## Short problem
Copy all lines that contain the word "SCLCᴿ".

## Material provided
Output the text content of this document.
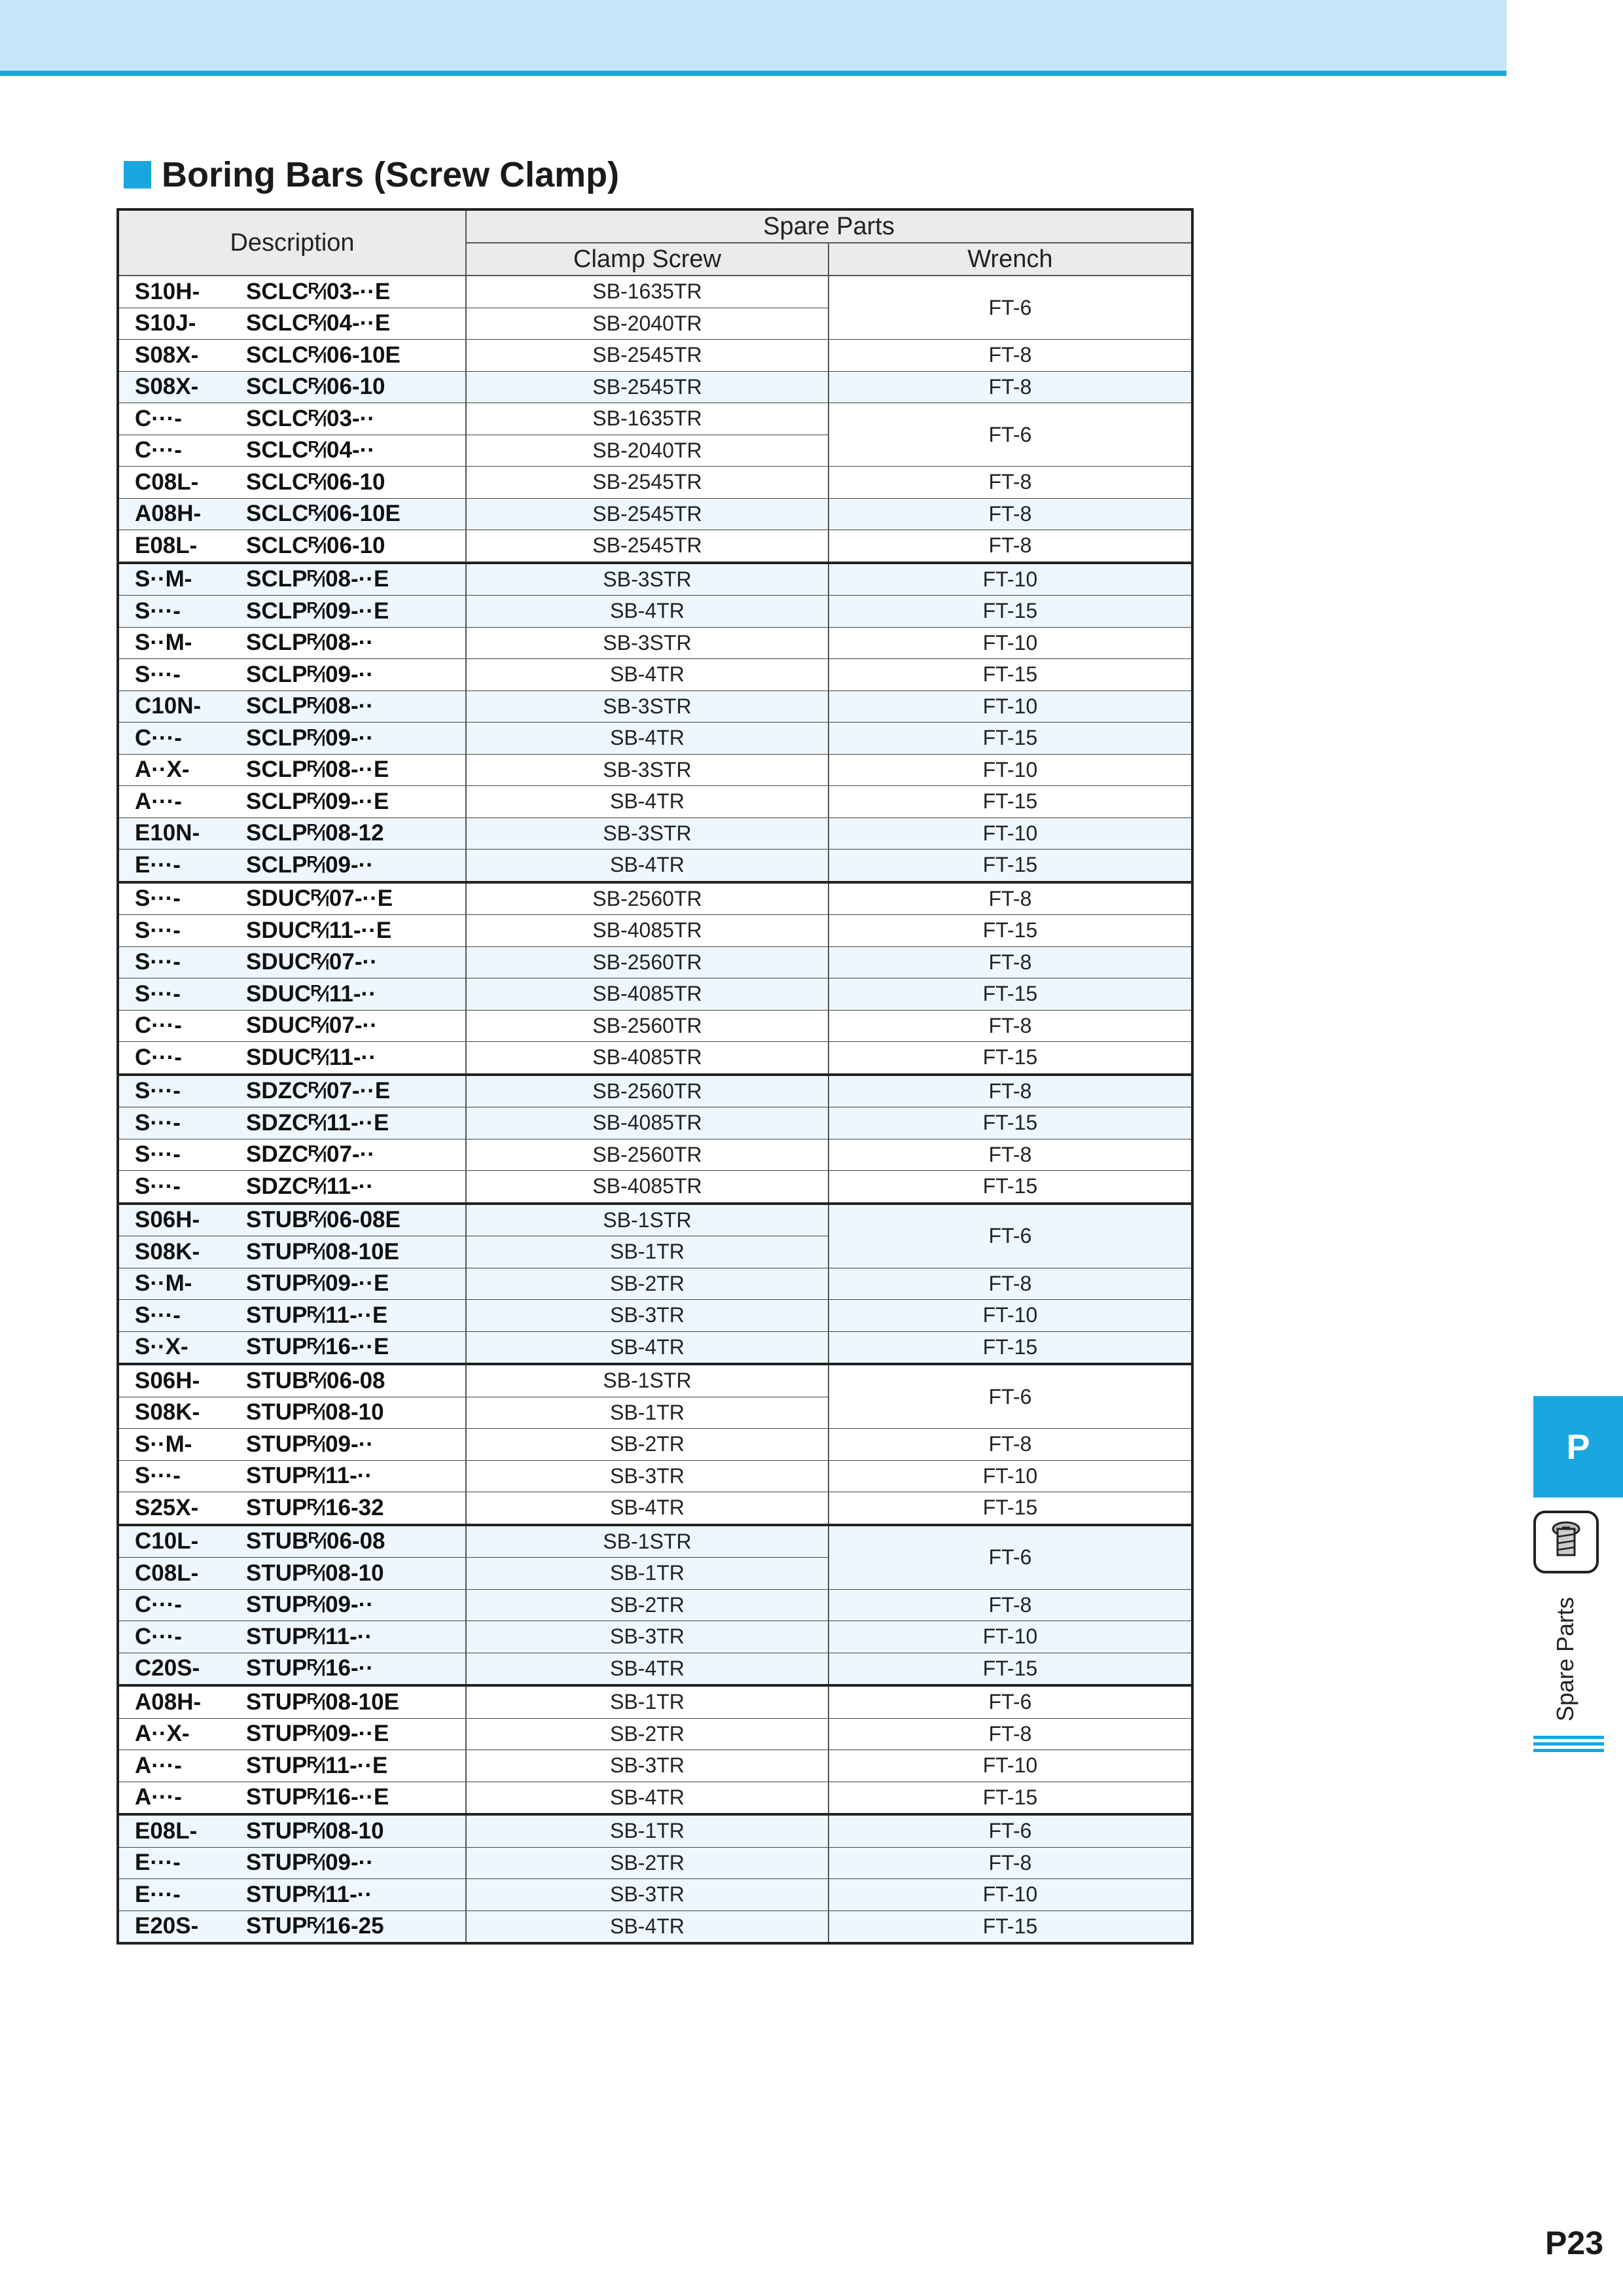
Boring Bars (Screw Clamp)
Description	Spare Parts	
	Clamp Screw	Wrench
S10H- SCLCᴿ⁄ₗ03-··E	SB-1635TR	FT-6
S10J- SCLCᴿ⁄ₗ04-··E	SB-2040TR	
S08X- SCLCᴿ⁄ₗ06-10E	SB-2545TR	FT-8
S08X- SCLCᴿ⁄ₗ06-10	SB-2545TR	FT-8
C···- SCLCᴿ⁄ₗ03-··	SB-1635TR	FT-6
C···- SCLCᴿ⁄ₗ04-··	SB-2040TR	
C08L- SCLCᴿ⁄ₗ06-10	SB-2545TR	FT-8
A08H- SCLCᴿ⁄ₗ06-10E	SB-2545TR	FT-8
E08L- SCLCᴿ⁄ₗ06-10	SB-2545TR	FT-8
S··M- SCLPᴿ⁄ₗ08-··E	SB-3STR	FT-10
S···- SCLPᴿ⁄ₗ09-··E	SB-4TR	FT-15
S··M- SCLPᴿ⁄ₗ08-··	SB-3STR	FT-10
S···- SCLPᴿ⁄ₗ09-··	SB-4TR	FT-15
C10N- SCLPᴿ⁄ₗ08-··	SB-3STR	FT-10
C···- SCLPᴿ⁄ₗ09-··	SB-4TR	FT-15
A··X- SCLPᴿ⁄ₗ08-··E	SB-3STR	FT-10
A···- SCLPᴿ⁄ₗ09-··E	SB-4TR	FT-15
E10N- SCLPᴿ⁄ₗ08-12	SB-3STR	FT-10
E···- SCLPᴿ⁄ₗ09-··	SB-4TR	FT-15
S···- SDUCᴿ⁄ₗ07-··E	SB-2560TR	FT-8
S···- SDUCᴿ⁄ₗ11-··E	SB-4085TR	FT-15
S···- SDUCᴿ⁄ₗ07-··	SB-2560TR	FT-8
S···- SDUCᴿ⁄ₗ11-··	SB-4085TR	FT-15
C···- SDUCᴿ⁄ₗ07-··	SB-2560TR	FT-8
C···- SDUCᴿ⁄ₗ11-··	SB-4085TR	FT-15
S···- SDZCᴿ⁄ₗ07-··E	SB-2560TR	FT-8
S···- SDZCᴿ⁄ₗ11-··E	SB-4085TR	FT-15
S···- SDZCᴿ⁄ₗ07-··	SB-2560TR	FT-8
S···- SDZCᴿ⁄ₗ11-··	SB-4085TR	FT-15
S06H- STUBᴿ⁄ₗ06-08E	SB-1STR	FT-6
S08K- STUPᴿ⁄ₗ08-10E	SB-1TR	
S··M- STUPᴿ⁄ₗ09-··E	SB-2TR	FT-8
S···- STUPᴿ⁄ₗ11-··E	SB-3TR	FT-10
S··X- STUPᴿ⁄ₗ16-··E	SB-4TR	FT-15
S06H- STUBᴿ⁄ₗ06-08	SB-1STR	FT-6
S08K- STUPᴿ⁄ₗ08-10	SB-1TR	
S··M- STUPᴿ⁄ₗ09-··	SB-2TR	FT-8
S···- STUPᴿ⁄ₗ11-··	SB-3TR	FT-10
S25X- STUPᴿ⁄ₗ16-32	SB-4TR	FT-15
C10L- STUBᴿ⁄ₗ06-08	SB-1STR	FT-6
C08L- STUPᴿ⁄ₗ08-10	SB-1TR	
C···- STUPᴿ⁄ₗ09-··	SB-2TR	FT-8
C···- STUPᴿ⁄ₗ11-··	SB-3TR	FT-10
C20S- STUPᴿ⁄ₗ16-··	SB-4TR	FT-15
A08H- STUPᴿ⁄ₗ08-10E	SB-1TR	FT-6
A··X- STUPᴿ⁄ₗ09-··E	SB-2TR	FT-8
A···- STUPᴿ⁄ₗ11-··E	SB-3TR	FT-10
A···- STUPᴿ⁄ₗ16-··E	SB-4TR	FT-15
E08L- STUPᴿ⁄ₗ08-10	SB-1TR	FT-6
E···- STUPᴿ⁄ₗ09-··	SB-2TR	FT-8
E···- STUPᴿ⁄ₗ11-··	SB-3TR	FT-10
E20S- STUPᴿ⁄ₗ16-25	SB-4TR	FT-15
P
Spare Parts
P23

## Written reply
S10H- SCLCᴿ⁄ₗ03-··E	SB-1635TR	FT-6
S10J- SCLCᴿ⁄ₗ04-··E	SB-2040TR	
S08X- SCLCᴿ⁄ₗ06-10E	SB-2545TR	FT-8
S08X- SCLCᴿ⁄ₗ06-10	SB-2545TR	FT-8
C···- SCLCᴿ⁄ₗ03-··	SB-1635TR	FT-6
C···- SCLCᴿ⁄ₗ04-··	SB-2040TR	
C08L- SCLCᴿ⁄ₗ06-10	SB-2545TR	FT-8
A08H- SCLCᴿ⁄ₗ06-10E	SB-2545TR	FT-8
E08L- SCLCᴿ⁄ₗ06-10	SB-2545TR	FT-8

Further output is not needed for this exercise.